| Work to complete |
Can you transcribe the data exactly? Leave the pictures out.

(Data entries)
****************************************

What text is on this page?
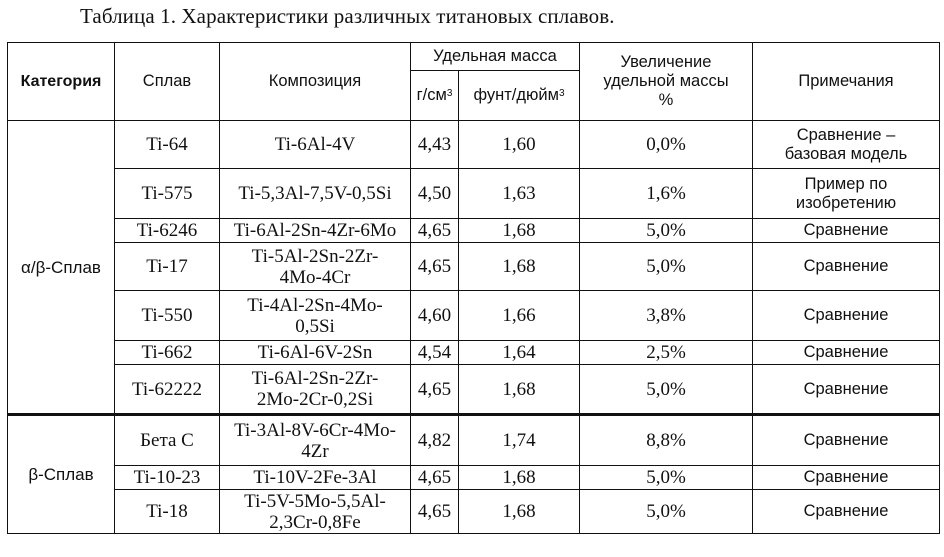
Таблица 1. Характеристики различных титановых сплавов.
Категория	Сплав	Композиция	Удельная масса		Увеличение
удельной массы
%	Примечания
			$г/см^3$	фунт/дюйм$^3$
α/β-Сплав	Ti-64	Ti-6Al-4V	4,43	1,60	0,0%	Сравнение –
базовая модель
	Ti-575	Ti-5,3Al-7,5V-0,5Si	4,50	1,63	1,6%	Пример по
изобретению
	Ti-6246	Ti-6Al-2Sn-4Zr-6Mo	4,65	1,68	5,0%	Сравнение
	Ti-17	Ti-5Al-2Sn-2Zr-
4Mo-4Cr	4,65	1,68	5,0%	Сравнение
	Ti-550	Ti-4Al-2Sn-4Mo-
0,5Si	4,60	1,66	3,8%	Сравнение
	Ti-662	Ti-6Al-6V-2Sn	4,54	1,64	2,5%	Сравнение
	Ti-62222	Ti-6Al-2Sn-2Zr-
2Mo-2Cr-0,2Si	4,65	1,68	5,0%	Сравнение
β-Сплав	Бета С	Ti-3Al-8V-6Cr-4Mo-
4Zr	4,82	1,74	8,8%	Сравнение
	Ti-10-23	Ti-10V-2Fe-3Al	4,65	1,68	5,0%	Сравнение
	Ti-18	Ti-5V-5Mo-5,5Al-
2,3Cr-0,8Fe	4,65	1,68	5,0%	Сравнение
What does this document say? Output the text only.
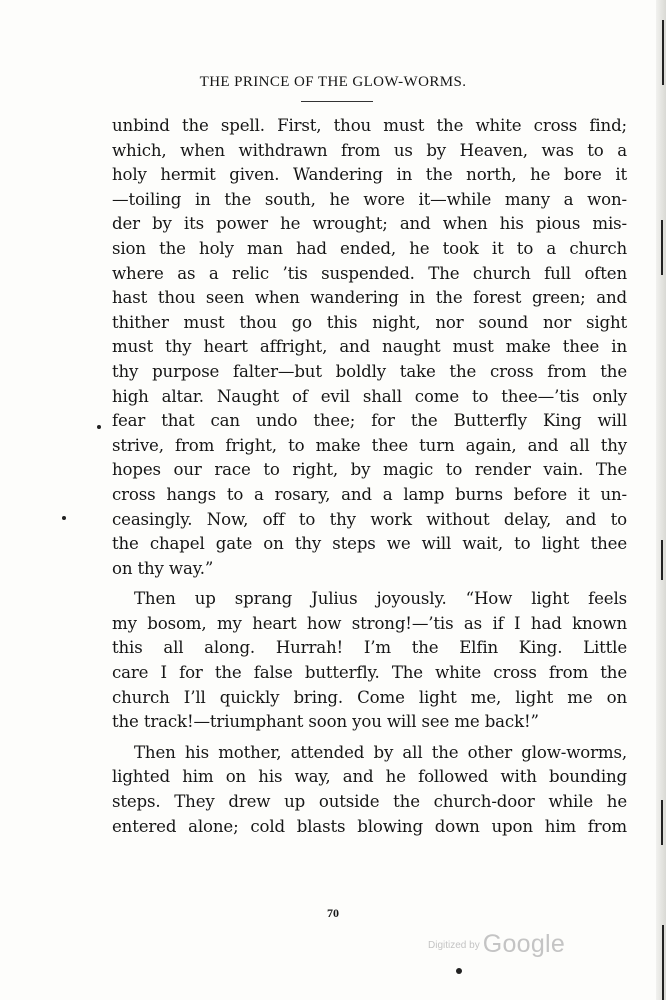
THE PRINCE OF THE GLOW-WORMS.
unbind the spell. First, thou must the white cross find;
which, when withdrawn from us by Heaven, was to a
holy hermit given. Wandering in the north, he bore it
—toiling in the south, he wore it—while many a won-
der by its power he wrought; and when his pious mis-
sion the holy man had ended, he took it to a church
where as a relic ’tis suspended. The church full often
hast thou seen when wandering in the forest green; and
thither must thou go this night, nor sound nor sight
must thy heart affright, and naught must make thee in
thy purpose falter—but boldly take the cross from the
high altar. Naught of evil shall come to thee—’tis only
fear that can undo thee; for the Butterfly King will
strive, from fright, to make thee turn again, and all thy
hopes our race to right, by magic to render vain. The
cross hangs to a rosary, and a lamp burns before it un-
ceasingly. Now, off to thy work without delay, and to
the chapel gate on thy steps we will wait, to light thee
on thy way.”
Then up sprang Julius joyously. “How light feels
my bosom, my heart how strong!—’tis as if I had known
this all along. Hurrah! I’m the Elfin King. Little
care I for the false butterfly. The white cross from the
church I’ll quickly bring. Come light me, light me on
the track!—triumphant soon you will see me back!”
Then his mother, attended by all the other glow-worms,
lighted him on his way, and he followed with bounding
steps. They drew up outside the church-door while he
entered alone; cold blasts blowing down upon him from
70
$^{Digitized by}$ Google
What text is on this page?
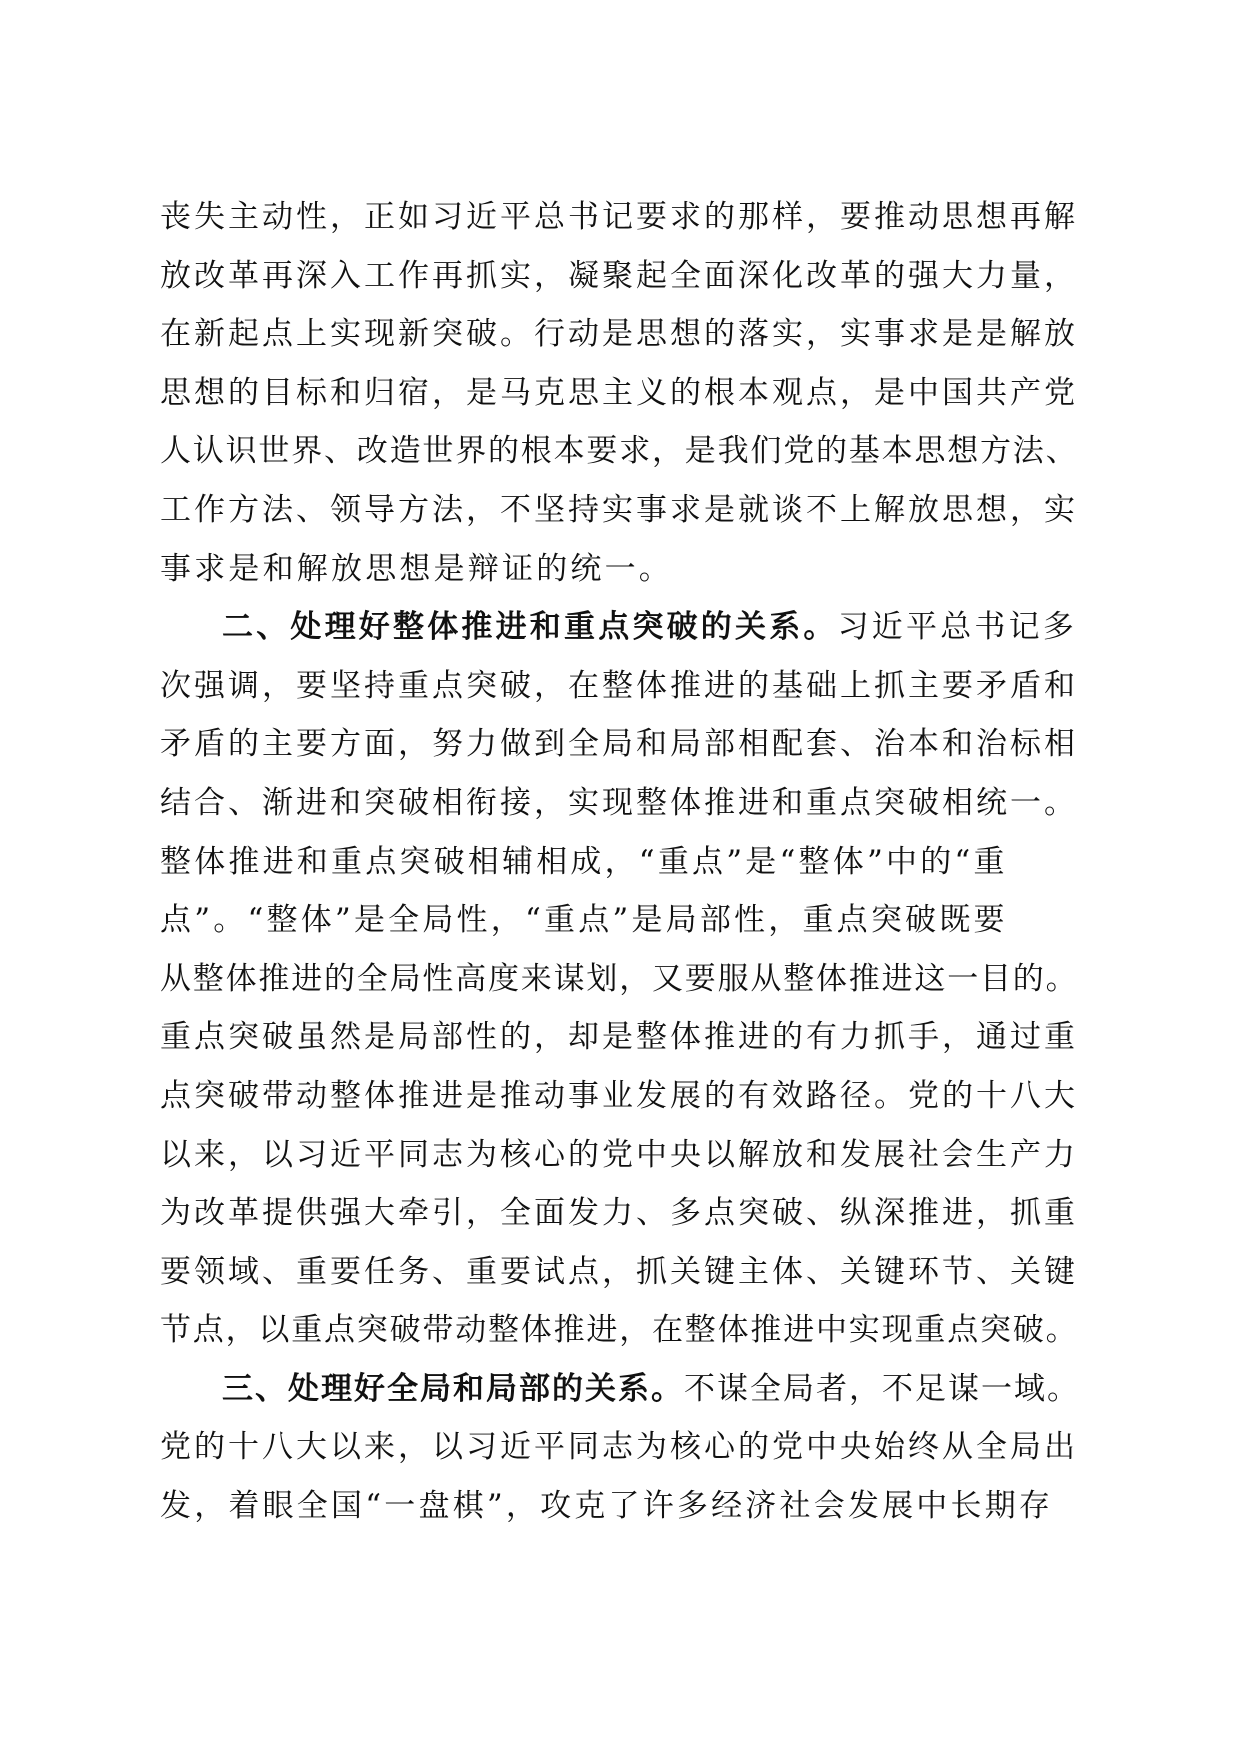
丧失主动性，正如习近平总书记要求的那样，要推动思想再解
放改革再深入工作再抓实，凝聚起全面深化改革的强大力量，
在新起点上实现新突破。行动是思想的落实，实事求是是解放
思想的目标和归宿，是马克思主义的根本观点，是中国共产党
人认识世界、改造世界的根本要求，是我们党的基本思想方法、
工作方法、领导方法，不坚持实事求是就谈不上解放思想，实
事求是和解放思想是辩证的统一。
二、处理好整体推进和重点突破的关系。习近平总书记多
次强调，要坚持重点突破，在整体推进的基础上抓主要矛盾和
矛盾的主要方面，努力做到全局和局部相配套、治本和治标相
结合、渐进和突破相衔接，实现整体推进和重点突破相统一。
整体推进和重点突破相辅相成，“重点”是“整体”中的“重
点”。“整体”是全局性，“重点”是局部性，重点突破既要
从整体推进的全局性高度来谋划，又要服从整体推进这一目的。
重点突破虽然是局部性的，却是整体推进的有力抓手，通过重
点突破带动整体推进是推动事业发展的有效路径。党的十八大
以来，以习近平同志为核心的党中央以解放和发展社会生产力
为改革提供强大牵引，全面发力、多点突破、纵深推进，抓重
要领域、重要任务、重要试点，抓关键主体、关键环节、关键
节点，以重点突破带动整体推进，在整体推进中实现重点突破。
三、处理好全局和局部的关系。不谋全局者，不足谋一域。
党的十八大以来，以习近平同志为核心的党中央始终从全局出
发，着眼全国“一盘棋”，攻克了许多经济社会发展中长期存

****************************************

| Result of the task |
What text is on this page?
Таблица 1. Характеристики различных титановых сплавов.
Категория	Сплав	Композиция	Удельная масса		Увеличение
удельной массы
%	Примечания
			$г/см^3$	фунт/дюйм$^3$
α/β-Сплав	Ti-64	Ti-6Al-4V	4,43	1,60	0,0%	Сравнение –
базовая модель
	Ti-575	Ti-5,3Al-7,5V-0,5Si	4,50	1,63	1,6%	Пример по
изобретению
	Ti-6246	Ti-6Al-2Sn-4Zr-6Mo	4,65	1,68	5,0%	Сравнение
	Ti-17	Ti-5Al-2Sn-2Zr-
4Mo-4Cr	4,65	1,68	5,0%	Сравнение
	Ti-550	Ti-4Al-2Sn-4Mo-
0,5Si	4,60	1,66	3,8%	Сравнение
	Ti-662	Ti-6Al-6V-2Sn	4,54	1,64	2,5%	Сравнение
	Ti-62222	Ti-6Al-2Sn-2Zr-
2Mo-2Cr-0,2Si	4,65	1,68	5,0%	Сравнение
β-Сплав	Бета С	Ti-3Al-8V-6Cr-4Mo-
4Zr	4,82	1,74	8,8%	Сравнение
	Ti-10-23	Ti-10V-2Fe-3Al	4,65	1,68	5,0%	Сравнение
	Ti-18	Ti-5V-5Mo-5,5Al-
2,3Cr-0,8Fe	4,65	1,68	5,0%	Сравнение
What does this document say? Output the text only.
THE PRINCE OF THE GLOW-WORMS.
unbind the spell. First, thou must the white cross find;
which, when withdrawn from us by Heaven, was to a
holy hermit given. Wandering in the north, he bore it
—toiling in the south, he wore it—while many a won-
der by its power he wrought; and when his pious mis-
sion the holy man had ended, he took it to a church
where as a relic ’tis suspended. The church full often
hast thou seen when wandering in the forest green; and
thither must thou go this night, nor sound nor sight
must thy heart affright, and naught must make thee in
thy purpose falter—but boldly take the cross from the
high altar. Naught of evil shall come to thee—’tis only
fear that can undo thee; for the Butterfly King will
strive, from fright, to make thee turn again, and all thy
hopes our race to right, by magic to render vain. The
cross hangs to a rosary, and a lamp burns before it un-
ceasingly. Now, off to thy work without delay, and to
the chapel gate on thy steps we will wait, to light thee
on thy way.”
Then up sprang Julius joyously. “How light feels
my bosom, my heart how strong!—’tis as if I had known
this all along. Hurrah! I’m the Elfin King. Little
care I for the false butterfly. The white cross from the
church I’ll quickly bring. Come light me, light me on
the track!—triumphant soon you will see me back!”
Then his mother, attended by all the other glow-worms,
lighted him on his way, and he followed with bounding
steps. They drew up outside the church-door while he
entered alone; cold blasts blowing down upon him from
70
$^{Digitized by}$ Google
What text is on this page?
丧失主动性，正如习近平总书记要求的那样，要推动思想再解
放改革再深入工作再抓实，凝聚起全面深化改革的强大力量，
在新起点上实现新突破。行动是思想的落实，实事求是是解放
思想的目标和归宿，是马克思主义的根本观点，是中国共产党
人认识世界、改造世界的根本要求，是我们党的基本思想方法、
工作方法、领导方法，不坚持实事求是就谈不上解放思想，实
事求是和解放思想是辩证的统一。
二、处理好整体推进和重点突破的关系。习近平总书记多
次强调，要坚持重点突破，在整体推进的基础上抓主要矛盾和
矛盾的主要方面，努力做到全局和局部相配套、治本和治标相
结合、渐进和突破相衔接，实现整体推进和重点突破相统一。
整体推进和重点突破相辅相成，“重点”是“整体”中的“重
点”。“整体”是全局性，“重点”是局部性，重点突破既要
从整体推进的全局性高度来谋划，又要服从整体推进这一目的。
重点突破虽然是局部性的，却是整体推进的有力抓手，通过重
点突破带动整体推进是推动事业发展的有效路径。党的十八大
以来，以习近平同志为核心的党中央以解放和发展社会生产力
为改革提供强大牵引，全面发力、多点突破、纵深推进，抓重
要领域、重要任务、重要试点，抓关键主体、关键环节、关键
节点，以重点突破带动整体推进，在整体推进中实现重点突破。
三、处理好全局和局部的关系。不谋全局者，不足谋一域。
党的十八大以来，以习近平同志为核心的党中央始终从全局出
发，着眼全国“一盘棋”，攻克了许多经济社会发展中长期存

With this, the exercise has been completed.